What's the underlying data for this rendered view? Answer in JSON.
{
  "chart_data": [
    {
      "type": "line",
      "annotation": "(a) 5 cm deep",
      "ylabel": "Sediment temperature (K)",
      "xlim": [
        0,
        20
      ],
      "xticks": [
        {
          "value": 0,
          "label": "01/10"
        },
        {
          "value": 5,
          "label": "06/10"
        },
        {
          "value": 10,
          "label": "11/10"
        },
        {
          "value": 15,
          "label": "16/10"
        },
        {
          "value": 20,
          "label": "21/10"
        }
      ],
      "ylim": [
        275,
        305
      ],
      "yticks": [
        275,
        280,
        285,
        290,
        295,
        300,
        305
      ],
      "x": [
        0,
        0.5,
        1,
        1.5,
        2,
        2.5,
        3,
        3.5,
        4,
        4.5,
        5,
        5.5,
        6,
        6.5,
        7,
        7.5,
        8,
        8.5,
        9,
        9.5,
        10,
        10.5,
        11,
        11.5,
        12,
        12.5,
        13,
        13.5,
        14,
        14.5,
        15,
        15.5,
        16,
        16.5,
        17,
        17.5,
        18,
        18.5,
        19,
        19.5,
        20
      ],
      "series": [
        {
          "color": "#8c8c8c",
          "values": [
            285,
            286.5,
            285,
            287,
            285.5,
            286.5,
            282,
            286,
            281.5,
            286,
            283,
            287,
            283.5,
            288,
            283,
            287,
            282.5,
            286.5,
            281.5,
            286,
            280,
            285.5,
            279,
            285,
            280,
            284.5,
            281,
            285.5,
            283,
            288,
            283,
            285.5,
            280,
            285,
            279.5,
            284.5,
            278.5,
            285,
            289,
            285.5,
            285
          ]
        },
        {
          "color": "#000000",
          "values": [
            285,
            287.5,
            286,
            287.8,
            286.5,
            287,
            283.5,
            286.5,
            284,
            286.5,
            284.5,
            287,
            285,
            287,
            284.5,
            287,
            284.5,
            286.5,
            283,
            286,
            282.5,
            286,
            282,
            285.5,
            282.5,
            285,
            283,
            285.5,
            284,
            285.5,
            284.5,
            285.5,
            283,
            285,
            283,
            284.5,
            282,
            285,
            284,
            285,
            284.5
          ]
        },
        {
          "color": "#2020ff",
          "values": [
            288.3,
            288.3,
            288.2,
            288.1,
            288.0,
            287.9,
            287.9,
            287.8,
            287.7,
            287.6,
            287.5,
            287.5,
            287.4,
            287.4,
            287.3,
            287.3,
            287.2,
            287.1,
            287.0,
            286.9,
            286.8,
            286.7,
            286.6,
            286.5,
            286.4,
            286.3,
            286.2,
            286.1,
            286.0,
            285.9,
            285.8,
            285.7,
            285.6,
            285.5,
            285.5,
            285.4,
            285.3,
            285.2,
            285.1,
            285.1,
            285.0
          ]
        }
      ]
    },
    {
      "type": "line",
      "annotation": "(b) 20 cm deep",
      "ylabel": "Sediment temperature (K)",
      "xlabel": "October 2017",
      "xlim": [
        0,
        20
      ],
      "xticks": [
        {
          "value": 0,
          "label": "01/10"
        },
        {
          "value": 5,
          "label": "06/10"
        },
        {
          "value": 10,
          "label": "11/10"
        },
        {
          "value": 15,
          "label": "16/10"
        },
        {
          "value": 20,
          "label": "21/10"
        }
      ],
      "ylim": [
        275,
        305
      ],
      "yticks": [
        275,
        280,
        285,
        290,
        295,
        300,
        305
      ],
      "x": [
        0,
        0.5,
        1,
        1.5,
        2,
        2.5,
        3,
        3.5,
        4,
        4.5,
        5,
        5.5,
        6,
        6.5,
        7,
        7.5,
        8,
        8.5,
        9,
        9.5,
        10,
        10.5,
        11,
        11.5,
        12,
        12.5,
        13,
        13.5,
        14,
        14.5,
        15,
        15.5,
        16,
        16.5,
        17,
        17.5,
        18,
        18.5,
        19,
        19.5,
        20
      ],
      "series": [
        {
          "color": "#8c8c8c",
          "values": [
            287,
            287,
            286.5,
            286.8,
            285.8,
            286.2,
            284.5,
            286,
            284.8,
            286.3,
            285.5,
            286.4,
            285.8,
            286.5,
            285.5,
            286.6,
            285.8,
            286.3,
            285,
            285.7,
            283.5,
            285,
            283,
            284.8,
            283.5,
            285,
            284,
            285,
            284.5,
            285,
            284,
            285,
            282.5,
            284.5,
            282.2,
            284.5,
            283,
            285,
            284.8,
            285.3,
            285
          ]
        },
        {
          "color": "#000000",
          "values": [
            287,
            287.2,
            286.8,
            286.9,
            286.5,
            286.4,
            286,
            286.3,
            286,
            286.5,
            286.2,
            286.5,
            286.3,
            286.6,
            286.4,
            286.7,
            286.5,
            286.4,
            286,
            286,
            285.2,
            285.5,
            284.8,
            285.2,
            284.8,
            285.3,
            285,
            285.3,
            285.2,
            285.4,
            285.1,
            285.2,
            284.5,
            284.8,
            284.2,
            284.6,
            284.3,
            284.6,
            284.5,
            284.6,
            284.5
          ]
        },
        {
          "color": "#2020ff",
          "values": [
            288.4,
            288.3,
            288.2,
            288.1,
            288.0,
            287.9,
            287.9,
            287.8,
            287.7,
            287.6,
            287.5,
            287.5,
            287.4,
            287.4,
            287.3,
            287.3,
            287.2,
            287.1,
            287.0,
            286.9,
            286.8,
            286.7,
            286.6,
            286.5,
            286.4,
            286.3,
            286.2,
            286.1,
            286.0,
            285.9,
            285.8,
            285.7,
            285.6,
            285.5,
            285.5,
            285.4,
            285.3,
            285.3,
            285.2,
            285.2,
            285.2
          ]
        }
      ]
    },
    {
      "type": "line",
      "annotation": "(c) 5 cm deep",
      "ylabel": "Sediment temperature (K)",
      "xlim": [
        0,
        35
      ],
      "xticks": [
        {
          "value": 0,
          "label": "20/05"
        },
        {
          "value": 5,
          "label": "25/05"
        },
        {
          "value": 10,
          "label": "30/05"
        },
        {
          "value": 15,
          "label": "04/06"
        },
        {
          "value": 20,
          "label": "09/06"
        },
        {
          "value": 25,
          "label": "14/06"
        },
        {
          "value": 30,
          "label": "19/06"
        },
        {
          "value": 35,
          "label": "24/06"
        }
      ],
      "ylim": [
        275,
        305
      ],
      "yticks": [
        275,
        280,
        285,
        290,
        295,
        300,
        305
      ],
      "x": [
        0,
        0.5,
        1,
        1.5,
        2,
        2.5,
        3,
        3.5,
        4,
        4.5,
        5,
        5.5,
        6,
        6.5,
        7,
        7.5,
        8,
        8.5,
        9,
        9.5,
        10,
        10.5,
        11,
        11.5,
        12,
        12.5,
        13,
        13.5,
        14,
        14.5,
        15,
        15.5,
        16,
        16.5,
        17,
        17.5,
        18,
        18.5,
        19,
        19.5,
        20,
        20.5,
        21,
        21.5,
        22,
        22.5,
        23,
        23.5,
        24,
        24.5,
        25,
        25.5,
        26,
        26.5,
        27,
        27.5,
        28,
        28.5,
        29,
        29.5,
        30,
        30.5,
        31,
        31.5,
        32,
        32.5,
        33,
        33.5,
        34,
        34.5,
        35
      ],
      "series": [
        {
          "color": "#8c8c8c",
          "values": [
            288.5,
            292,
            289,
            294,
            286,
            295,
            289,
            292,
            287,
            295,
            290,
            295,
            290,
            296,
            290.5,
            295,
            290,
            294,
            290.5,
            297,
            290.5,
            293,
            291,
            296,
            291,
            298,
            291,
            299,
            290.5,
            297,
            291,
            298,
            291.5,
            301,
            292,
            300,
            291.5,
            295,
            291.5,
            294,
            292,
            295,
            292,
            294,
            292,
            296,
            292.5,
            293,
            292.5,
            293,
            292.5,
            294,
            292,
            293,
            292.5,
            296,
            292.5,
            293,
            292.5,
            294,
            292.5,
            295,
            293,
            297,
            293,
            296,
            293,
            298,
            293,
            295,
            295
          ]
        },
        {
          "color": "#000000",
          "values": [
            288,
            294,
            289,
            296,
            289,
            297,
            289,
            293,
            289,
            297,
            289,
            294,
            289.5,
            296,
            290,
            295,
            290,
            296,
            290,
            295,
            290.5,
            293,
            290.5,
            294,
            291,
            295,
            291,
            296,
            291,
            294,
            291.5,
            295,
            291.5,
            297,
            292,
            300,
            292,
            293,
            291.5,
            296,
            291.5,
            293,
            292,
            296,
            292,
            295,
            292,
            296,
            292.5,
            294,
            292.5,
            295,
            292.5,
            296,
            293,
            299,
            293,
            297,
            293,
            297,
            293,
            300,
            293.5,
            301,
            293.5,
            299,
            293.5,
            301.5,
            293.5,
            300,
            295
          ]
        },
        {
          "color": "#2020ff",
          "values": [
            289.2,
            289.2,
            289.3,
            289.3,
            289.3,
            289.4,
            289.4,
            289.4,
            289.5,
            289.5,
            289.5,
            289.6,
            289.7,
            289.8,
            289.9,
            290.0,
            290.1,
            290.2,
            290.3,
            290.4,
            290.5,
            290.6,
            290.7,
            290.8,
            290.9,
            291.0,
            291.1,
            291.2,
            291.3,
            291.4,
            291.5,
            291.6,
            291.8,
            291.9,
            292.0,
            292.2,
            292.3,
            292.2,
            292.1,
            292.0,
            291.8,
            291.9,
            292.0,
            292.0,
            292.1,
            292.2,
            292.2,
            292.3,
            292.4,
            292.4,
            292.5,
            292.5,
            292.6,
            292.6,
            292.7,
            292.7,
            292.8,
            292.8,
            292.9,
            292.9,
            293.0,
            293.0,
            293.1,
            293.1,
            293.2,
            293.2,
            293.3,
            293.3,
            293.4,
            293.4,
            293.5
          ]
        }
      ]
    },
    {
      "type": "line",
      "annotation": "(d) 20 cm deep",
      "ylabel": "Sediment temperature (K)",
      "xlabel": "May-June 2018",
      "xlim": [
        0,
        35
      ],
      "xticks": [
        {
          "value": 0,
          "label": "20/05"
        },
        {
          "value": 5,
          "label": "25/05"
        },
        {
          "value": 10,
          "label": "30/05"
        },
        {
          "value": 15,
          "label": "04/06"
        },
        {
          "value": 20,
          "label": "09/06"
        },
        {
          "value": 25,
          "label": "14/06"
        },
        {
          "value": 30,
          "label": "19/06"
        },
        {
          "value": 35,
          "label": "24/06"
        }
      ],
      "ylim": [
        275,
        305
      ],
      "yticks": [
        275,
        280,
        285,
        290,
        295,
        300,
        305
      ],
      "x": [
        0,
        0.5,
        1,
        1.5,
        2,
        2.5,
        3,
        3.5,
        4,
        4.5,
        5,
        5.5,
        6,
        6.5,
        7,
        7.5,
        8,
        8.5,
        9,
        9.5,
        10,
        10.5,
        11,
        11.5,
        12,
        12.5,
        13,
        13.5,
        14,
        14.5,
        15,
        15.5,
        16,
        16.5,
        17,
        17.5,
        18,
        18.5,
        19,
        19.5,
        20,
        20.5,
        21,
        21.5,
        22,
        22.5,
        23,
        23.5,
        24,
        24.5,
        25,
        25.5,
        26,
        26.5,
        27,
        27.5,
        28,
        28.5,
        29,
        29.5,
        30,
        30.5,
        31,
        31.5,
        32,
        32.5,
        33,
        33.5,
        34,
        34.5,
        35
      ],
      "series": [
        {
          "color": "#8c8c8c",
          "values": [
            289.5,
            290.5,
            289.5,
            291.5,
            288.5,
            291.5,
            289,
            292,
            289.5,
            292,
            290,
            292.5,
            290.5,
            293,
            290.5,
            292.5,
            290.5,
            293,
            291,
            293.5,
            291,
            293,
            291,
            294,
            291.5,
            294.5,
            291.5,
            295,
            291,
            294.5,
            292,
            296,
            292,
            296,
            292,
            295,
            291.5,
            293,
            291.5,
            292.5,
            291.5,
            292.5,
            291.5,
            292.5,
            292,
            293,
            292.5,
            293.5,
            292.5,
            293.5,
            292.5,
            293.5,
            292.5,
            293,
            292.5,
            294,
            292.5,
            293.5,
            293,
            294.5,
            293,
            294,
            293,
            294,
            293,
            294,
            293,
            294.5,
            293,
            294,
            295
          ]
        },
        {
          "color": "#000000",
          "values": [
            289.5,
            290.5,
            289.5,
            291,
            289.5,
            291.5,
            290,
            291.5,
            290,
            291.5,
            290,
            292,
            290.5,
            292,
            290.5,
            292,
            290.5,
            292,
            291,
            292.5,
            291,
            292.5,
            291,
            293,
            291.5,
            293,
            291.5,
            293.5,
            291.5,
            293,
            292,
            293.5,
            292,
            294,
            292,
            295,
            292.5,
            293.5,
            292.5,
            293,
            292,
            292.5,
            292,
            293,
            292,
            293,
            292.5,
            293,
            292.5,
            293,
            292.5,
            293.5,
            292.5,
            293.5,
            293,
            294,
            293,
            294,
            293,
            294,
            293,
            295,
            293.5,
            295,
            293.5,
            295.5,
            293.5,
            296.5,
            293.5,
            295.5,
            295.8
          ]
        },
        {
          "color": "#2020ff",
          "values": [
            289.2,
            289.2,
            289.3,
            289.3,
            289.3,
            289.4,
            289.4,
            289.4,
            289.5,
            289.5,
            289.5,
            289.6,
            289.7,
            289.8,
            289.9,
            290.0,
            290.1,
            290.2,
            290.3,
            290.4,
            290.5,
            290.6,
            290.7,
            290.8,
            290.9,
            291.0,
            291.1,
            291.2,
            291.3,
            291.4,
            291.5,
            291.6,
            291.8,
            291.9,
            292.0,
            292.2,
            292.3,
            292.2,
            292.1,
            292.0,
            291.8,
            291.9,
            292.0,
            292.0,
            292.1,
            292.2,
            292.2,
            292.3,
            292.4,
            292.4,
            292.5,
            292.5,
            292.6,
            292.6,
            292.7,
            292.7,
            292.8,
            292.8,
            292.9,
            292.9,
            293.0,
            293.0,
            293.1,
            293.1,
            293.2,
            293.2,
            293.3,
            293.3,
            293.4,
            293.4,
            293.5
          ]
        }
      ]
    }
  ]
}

━━━━━━━━━━━━━━━━━━━━

§ **Goal**:
State how many lines of the listing include the word "xlabel". Reply with the number alone.

§ **Complete output**:
2